Goal of the exercise:
Reproduce the listing below word for word, with no pictures.

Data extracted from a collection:
- - - -

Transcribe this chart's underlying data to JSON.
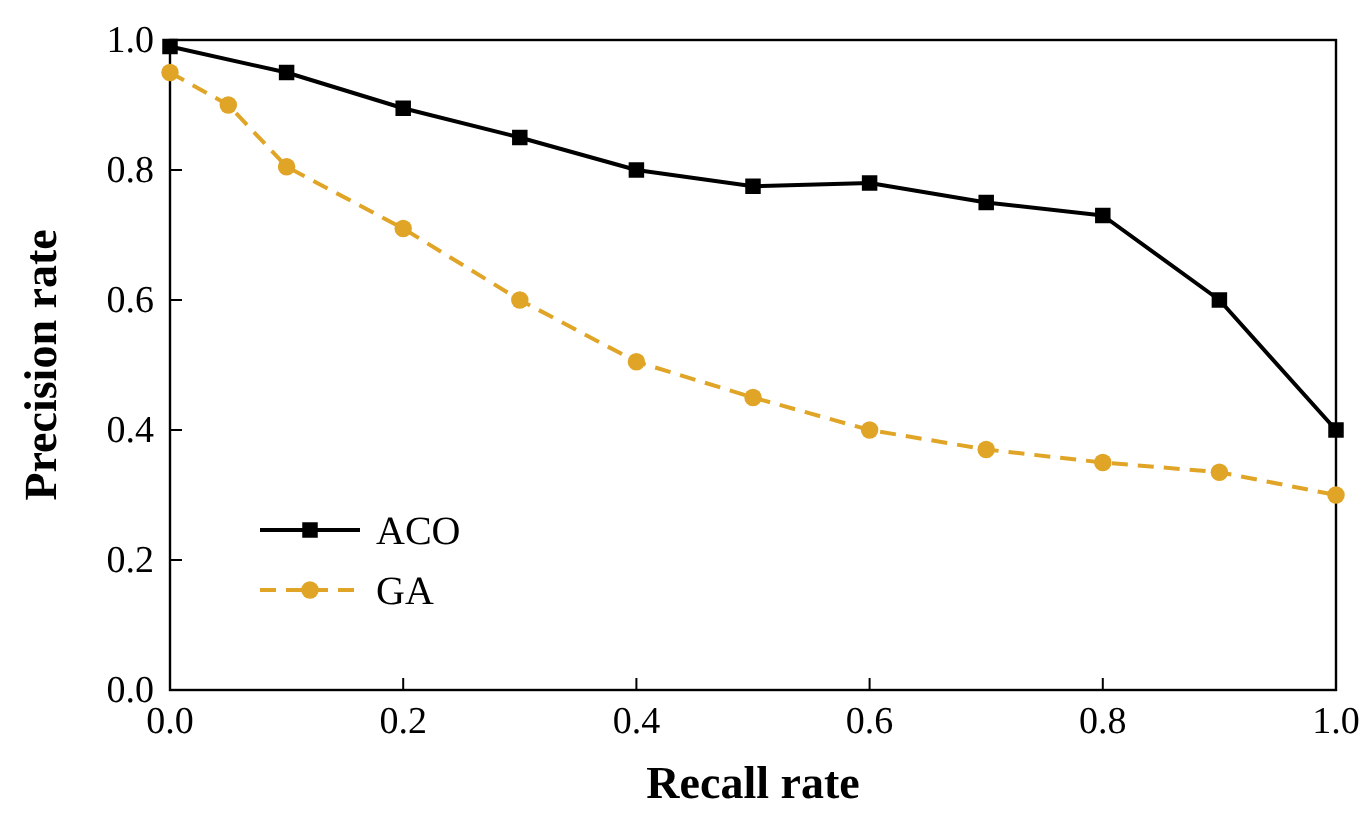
{
  "chart_data": {
    "type": "line",
    "xlabel": "Recall rate",
    "ylabel": "Precision rate",
    "xlim": [
      0,
      1
    ],
    "ylim": [
      0,
      1
    ],
    "xticks": [
      {
        "value": 0,
        "label": "0.0"
      },
      0.2,
      0.4,
      0.6,
      0.8,
      {
        "value": 1,
        "label": "1.0"
      }
    ],
    "yticks": [
      {
        "value": 0,
        "label": "0.0"
      },
      0.2,
      0.4,
      0.6,
      0.8,
      {
        "value": 1,
        "label": "1.0"
      }
    ],
    "legend": "bottom left",
    "grid": false,
    "series": [
      {
        "name": "ACO",
        "color": "#000000",
        "marker": "square",
        "line_style": "solid",
        "x": [
          0,
          0.1,
          0.2,
          0.3,
          0.4,
          0.5,
          0.6,
          0.7,
          0.8,
          0.9,
          1.0
        ],
        "values": [
          0.99,
          0.95,
          0.895,
          0.85,
          0.8,
          0.775,
          0.78,
          0.75,
          0.73,
          0.6,
          0.4
        ]
      },
      {
        "name": "GA",
        "color": "#e0a526",
        "marker": "circle",
        "line_style": "dashed",
        "x": [
          0,
          0.05,
          0.1,
          0.2,
          0.3,
          0.4,
          0.5,
          0.6,
          0.7,
          0.8,
          0.9,
          1.0
        ],
        "values": [
          0.95,
          0.9,
          0.805,
          0.71,
          0.6,
          0.505,
          0.45,
          0.4,
          0.37,
          0.35,
          0.335,
          0.3
        ]
      }
    ]
  }
}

- - - -

Solution:
Transcribe this chart's underlying data to JSON.
{
  "chart_data": {
    "type": "line",
    "xlabel": "Recall rate",
    "ylabel": "Precision rate",
    "xlim": [
      0,
      1
    ],
    "ylim": [
      0,
      1
    ],
    "xticks": [
      {
        "value": 0,
        "label": "0.0"
      },
      0.2,
      0.4,
      0.6,
      0.8,
      {
        "value": 1,
        "label": "1.0"
      }
    ],
    "yticks": [
      {
        "value": 0,
        "label": "0.0"
      },
      0.2,
      0.4,
      0.6,
      0.8,
      {
        "value": 1,
        "label": "1.0"
      }
    ],
    "legend": "bottom left",
    "grid": false,
    "series": [
      {
        "name": "ACO",
        "color": "#000000",
        "marker": "square",
        "line_style": "solid",
        "x": [
          0,
          0.1,
          0.2,
          0.3,
          0.4,
          0.5,
          0.6,
          0.7,
          0.8,
          0.9,
          1.0
        ],
        "values": [
          0.99,
          0.95,
          0.895,
          0.85,
          0.8,
          0.775,
          0.78,
          0.75,
          0.73,
          0.6,
          0.4
        ]
      },
      {
        "name": "GA",
        "color": "#e0a526",
        "marker": "circle",
        "line_style": "dashed",
        "x": [
          0,
          0.05,
          0.1,
          0.2,
          0.3,
          0.4,
          0.5,
          0.6,
          0.7,
          0.8,
          0.9,
          1.0
        ],
        "values": [
          0.95,
          0.9,
          0.805,
          0.71,
          0.6,
          0.505,
          0.45,
          0.4,
          0.37,
          0.35,
          0.335,
          0.3
        ]
      }
    ]
  }
}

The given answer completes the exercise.